- **TASK DETAILS**
Answer these questions from the slow boat account:
1. At which town does the trip stop overnight halfway?
2. Which boat company did the writers book with?
3. How many other guests were on their boat?

- **SOURCE EXTRACT**
-=-=-=-=-

We decided to leave Luang Prabang by slow boat- we had travelled down the bumpy Lao roads by bus and taking a slow boat up to Huay Xai over two days seemed like something worth trying.After a short research project I found there are basically 3 ways to do this- public boat,private VIP boat or Luxury boat.There is a fourth way called speed boat otherwise known as sudden death or suicide mission.The thought of hurtling through the water very fast with no safety,a roaring engine and no crash helmet did not appeal.So regarding the other options- the public boat is apparently crowded, noisy and you chance ending up seated on the engine on a hard wooden seat for two days.The two other options seemed much the same except that the Luxury one costs twice as much,and the only difference is you overnight at Pakbeng (the halway point) in a fancy hotel.This didn’t seem to justify the expense so we plumped for Nagi of Mekong, a well publicised outfit which boasts long boats with about 50 padded bus seats, tables, a toilet and lots of room to walk about.Since we were going off season and upstream (most people go the other way) the chances were the boat would not be full.As it happened Adisak,the owner answered me promptly by email and replied to all my questions, and booked us on with just our passport numbers and contact info at the hotel.We would be picked up at 6.15 and depart the pier at 7.00. It indeed turned out that we had tons of room as there were only another 3 guests on the boat (a Canadian couple and their lovely 12 year old son) and the crew of driver,guide ,cook and boss lady.So we had lots of room to lie down and sleep, read, eat and walk about during the 2 day trip.

-=-=-=-=-

- **DATA EXTRACT**
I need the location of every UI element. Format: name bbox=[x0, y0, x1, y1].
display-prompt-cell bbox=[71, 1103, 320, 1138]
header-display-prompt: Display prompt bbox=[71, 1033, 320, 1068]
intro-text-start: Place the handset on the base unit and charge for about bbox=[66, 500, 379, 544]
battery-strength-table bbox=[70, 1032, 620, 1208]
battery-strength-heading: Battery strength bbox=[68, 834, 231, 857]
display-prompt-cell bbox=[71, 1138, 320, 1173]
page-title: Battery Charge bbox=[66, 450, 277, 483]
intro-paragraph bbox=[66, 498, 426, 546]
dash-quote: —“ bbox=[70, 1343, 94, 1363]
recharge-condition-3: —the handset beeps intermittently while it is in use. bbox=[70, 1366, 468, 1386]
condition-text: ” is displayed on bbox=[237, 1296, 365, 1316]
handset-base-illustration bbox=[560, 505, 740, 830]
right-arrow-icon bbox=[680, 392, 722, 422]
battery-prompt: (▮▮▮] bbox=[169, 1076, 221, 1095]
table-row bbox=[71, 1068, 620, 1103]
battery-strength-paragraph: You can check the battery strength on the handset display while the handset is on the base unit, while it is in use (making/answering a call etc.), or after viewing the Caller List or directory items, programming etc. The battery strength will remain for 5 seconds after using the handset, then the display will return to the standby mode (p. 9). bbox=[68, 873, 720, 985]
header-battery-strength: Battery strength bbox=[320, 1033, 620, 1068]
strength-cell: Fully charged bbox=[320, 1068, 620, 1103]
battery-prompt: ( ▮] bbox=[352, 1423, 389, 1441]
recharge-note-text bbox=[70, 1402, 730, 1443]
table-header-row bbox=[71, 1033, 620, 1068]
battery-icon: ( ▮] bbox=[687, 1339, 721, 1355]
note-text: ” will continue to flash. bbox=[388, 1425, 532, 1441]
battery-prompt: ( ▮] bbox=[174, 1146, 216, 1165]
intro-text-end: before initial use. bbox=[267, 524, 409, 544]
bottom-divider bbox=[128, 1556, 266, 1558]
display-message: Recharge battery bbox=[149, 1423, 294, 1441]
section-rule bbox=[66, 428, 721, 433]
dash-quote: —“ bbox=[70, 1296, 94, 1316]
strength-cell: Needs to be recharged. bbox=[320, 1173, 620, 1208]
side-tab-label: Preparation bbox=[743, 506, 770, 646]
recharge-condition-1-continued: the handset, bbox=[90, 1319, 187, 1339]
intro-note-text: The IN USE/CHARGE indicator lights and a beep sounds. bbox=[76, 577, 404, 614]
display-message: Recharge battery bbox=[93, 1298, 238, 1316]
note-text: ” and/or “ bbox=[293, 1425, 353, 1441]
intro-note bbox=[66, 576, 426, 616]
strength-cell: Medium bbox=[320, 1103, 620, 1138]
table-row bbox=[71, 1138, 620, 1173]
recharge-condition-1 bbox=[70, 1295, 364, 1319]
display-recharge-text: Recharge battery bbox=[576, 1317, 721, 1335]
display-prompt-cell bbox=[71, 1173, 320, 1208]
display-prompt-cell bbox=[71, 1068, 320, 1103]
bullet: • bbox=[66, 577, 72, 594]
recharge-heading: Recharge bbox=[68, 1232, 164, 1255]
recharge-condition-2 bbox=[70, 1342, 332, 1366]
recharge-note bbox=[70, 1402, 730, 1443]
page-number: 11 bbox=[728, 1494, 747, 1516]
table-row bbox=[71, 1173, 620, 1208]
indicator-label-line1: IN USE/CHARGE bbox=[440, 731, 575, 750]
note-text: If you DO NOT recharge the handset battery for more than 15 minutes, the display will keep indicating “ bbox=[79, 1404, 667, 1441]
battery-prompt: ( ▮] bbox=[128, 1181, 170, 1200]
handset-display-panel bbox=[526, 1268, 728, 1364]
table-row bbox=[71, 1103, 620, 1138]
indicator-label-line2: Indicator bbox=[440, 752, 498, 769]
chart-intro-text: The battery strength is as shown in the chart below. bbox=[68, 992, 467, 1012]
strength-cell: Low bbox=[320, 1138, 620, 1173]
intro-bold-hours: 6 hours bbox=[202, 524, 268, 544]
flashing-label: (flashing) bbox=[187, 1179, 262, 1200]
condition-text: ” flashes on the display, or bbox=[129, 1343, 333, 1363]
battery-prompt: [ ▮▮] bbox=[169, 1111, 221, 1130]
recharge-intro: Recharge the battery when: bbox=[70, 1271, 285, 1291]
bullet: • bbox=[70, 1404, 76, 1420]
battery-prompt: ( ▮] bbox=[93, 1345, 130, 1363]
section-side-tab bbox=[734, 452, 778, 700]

-=-=-=-=-

- **SOLUTION**
1. Pakbeng
2. Nagi of Mekong
3. Three (a Canadian couple and their 12-year-old son)